Given exercise 1:
Retype the passage of the EV charging text between "Therefore, having charging" and "or mostly offline?", inclusive.

# # # #

Driving pure electric vehicles comes with new challenges that new and existing consumers face. Of those range anxiety is the most significant hurdle that EV driver faces in most countries. A common issue with most electric vehicles is that they typically need to be recharged after around two hundred miles of driving. While many EV drivers have home charging stations, the problem apperent during road trips. 

Therefore, having charging stations available becomes paramount to a successful road trip experience in an EV car. There are four main factors to consider when dealing with EV charging stations. Firstly, are there any charging stations available in the area where you will be driving? Secondly, do those available stations support fast DC charging and which rate can you expect the output to be? Next, do the available charging station support the type of charging connector you can have? Finally, are the stations available in good working conditions, or mostly offline?

The dataset analysed is for the global EV charging stations and will describe the state of each country EV infrastructure. Real-time data from 123 active countries, spanning 2010 to 2026, has been gathered to illustrate the growth of electric vehicles and assess the reliability of individual stations. Along with geographic data, the data includes station status, maximum power output, available connectors, and which year it was created.

# # # #

Given exercise 2:
Switch "monthly-amount" to "monthly-total" in the entries, and give back only the lines between the first line of the entries and the line holding "table-row: 1.3.- Banco", inclusive, with everything else unchanged.

Data supplied:
# # # #

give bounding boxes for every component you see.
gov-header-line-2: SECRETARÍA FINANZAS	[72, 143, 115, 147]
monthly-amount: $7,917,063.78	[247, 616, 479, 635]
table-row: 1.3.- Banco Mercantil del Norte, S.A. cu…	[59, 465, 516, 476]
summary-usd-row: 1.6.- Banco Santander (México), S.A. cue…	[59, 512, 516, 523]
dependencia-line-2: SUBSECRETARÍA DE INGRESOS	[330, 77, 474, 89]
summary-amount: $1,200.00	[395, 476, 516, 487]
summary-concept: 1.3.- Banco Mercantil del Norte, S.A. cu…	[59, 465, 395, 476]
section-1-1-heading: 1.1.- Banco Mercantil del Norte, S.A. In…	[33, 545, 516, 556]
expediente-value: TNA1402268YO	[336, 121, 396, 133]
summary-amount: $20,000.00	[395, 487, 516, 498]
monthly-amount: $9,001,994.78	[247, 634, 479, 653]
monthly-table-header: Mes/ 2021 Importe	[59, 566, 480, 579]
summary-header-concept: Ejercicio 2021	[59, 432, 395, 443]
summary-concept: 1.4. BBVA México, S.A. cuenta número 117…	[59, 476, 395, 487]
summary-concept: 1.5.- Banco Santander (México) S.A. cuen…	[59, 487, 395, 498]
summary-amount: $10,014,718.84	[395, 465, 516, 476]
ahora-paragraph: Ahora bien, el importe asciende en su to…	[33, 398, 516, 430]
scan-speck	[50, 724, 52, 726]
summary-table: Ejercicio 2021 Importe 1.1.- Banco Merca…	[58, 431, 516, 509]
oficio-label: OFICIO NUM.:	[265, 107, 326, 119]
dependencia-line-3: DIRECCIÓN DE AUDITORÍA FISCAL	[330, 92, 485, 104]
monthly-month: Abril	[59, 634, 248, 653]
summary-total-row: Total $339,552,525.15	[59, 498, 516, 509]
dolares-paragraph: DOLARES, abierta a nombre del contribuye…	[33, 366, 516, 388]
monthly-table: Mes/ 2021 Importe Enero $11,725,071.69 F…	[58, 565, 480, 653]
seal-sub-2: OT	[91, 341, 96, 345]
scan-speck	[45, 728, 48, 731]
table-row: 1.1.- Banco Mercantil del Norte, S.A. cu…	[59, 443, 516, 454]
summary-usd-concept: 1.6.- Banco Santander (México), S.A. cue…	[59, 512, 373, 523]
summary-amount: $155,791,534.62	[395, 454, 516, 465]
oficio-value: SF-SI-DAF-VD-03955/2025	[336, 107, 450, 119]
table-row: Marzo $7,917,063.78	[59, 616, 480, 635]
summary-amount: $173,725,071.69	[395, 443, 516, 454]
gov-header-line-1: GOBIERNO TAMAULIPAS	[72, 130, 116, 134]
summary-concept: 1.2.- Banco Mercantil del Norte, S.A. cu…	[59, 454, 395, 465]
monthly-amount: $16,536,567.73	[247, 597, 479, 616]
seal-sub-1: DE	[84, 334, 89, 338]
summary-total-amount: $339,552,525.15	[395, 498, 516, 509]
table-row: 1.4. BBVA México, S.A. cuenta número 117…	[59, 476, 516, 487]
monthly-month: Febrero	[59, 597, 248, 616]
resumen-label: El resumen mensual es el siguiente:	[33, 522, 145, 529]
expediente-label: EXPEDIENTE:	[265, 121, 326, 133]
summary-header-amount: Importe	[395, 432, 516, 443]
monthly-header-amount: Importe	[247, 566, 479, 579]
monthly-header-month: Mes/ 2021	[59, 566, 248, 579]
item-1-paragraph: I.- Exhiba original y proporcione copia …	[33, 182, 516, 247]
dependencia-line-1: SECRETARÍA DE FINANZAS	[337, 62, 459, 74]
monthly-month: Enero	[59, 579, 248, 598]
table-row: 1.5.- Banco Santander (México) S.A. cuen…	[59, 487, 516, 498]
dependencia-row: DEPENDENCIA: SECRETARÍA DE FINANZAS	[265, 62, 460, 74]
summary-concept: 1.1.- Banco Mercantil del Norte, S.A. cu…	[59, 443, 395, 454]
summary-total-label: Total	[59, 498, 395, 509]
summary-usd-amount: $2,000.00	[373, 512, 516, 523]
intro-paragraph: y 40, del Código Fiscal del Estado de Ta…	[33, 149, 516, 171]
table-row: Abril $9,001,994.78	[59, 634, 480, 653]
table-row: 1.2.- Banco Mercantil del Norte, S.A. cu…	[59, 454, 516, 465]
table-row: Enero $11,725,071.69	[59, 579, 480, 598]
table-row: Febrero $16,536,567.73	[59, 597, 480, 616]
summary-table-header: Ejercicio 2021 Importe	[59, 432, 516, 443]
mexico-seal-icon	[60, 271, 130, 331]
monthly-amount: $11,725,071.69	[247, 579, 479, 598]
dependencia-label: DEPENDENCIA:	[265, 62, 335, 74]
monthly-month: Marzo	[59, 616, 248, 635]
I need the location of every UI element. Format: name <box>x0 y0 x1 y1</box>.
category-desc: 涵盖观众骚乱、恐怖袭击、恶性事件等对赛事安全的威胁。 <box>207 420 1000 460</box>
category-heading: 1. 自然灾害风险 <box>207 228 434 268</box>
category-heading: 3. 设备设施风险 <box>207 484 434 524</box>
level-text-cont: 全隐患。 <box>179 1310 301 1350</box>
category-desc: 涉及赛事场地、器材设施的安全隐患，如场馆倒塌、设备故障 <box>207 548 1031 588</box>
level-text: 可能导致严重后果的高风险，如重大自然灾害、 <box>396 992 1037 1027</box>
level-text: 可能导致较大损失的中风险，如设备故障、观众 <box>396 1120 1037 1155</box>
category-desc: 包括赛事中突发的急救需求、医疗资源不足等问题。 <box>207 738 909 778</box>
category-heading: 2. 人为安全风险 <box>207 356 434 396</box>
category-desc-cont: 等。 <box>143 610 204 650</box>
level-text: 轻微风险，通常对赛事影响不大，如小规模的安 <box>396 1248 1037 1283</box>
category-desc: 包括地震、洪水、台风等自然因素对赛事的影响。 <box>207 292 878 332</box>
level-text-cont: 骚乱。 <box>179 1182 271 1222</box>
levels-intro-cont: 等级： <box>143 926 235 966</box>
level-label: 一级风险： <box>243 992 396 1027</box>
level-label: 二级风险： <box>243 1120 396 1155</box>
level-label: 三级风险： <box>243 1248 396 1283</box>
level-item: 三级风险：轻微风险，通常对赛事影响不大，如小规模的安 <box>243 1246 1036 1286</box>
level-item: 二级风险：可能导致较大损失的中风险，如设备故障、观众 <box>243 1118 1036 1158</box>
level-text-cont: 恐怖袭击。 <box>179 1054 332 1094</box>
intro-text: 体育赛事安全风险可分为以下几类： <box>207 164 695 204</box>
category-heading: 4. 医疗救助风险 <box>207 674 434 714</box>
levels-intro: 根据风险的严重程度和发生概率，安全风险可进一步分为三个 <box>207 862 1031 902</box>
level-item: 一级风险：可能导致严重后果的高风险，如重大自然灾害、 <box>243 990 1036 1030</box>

# # # #

Full answer 1:
Therefore, having charging stations available becomes paramount to a successful road trip experience in an EV car. There are four main factors to consider when dealing with EV charging stations. Firstly, are there any charging stations available in the area where you will be driving? Secondly, do those available stations support fast DC charging and which rate can you expect the output to be? Next, do the available charging station support the type of charging connector you can have? Finally, are the stations available in good working conditions, or mostly offline?

Full answer 2:
give bounding boxes for every component you see.
gov-header-line-2: SECRETARÍA FINANZAS	[72, 143, 115, 147]
monthly-total: $7,917,063.78	[247, 616, 479, 635]
table-row: 1.3.- Banco Mercantil del Norte, S.A. cu…	[59, 465, 516, 476]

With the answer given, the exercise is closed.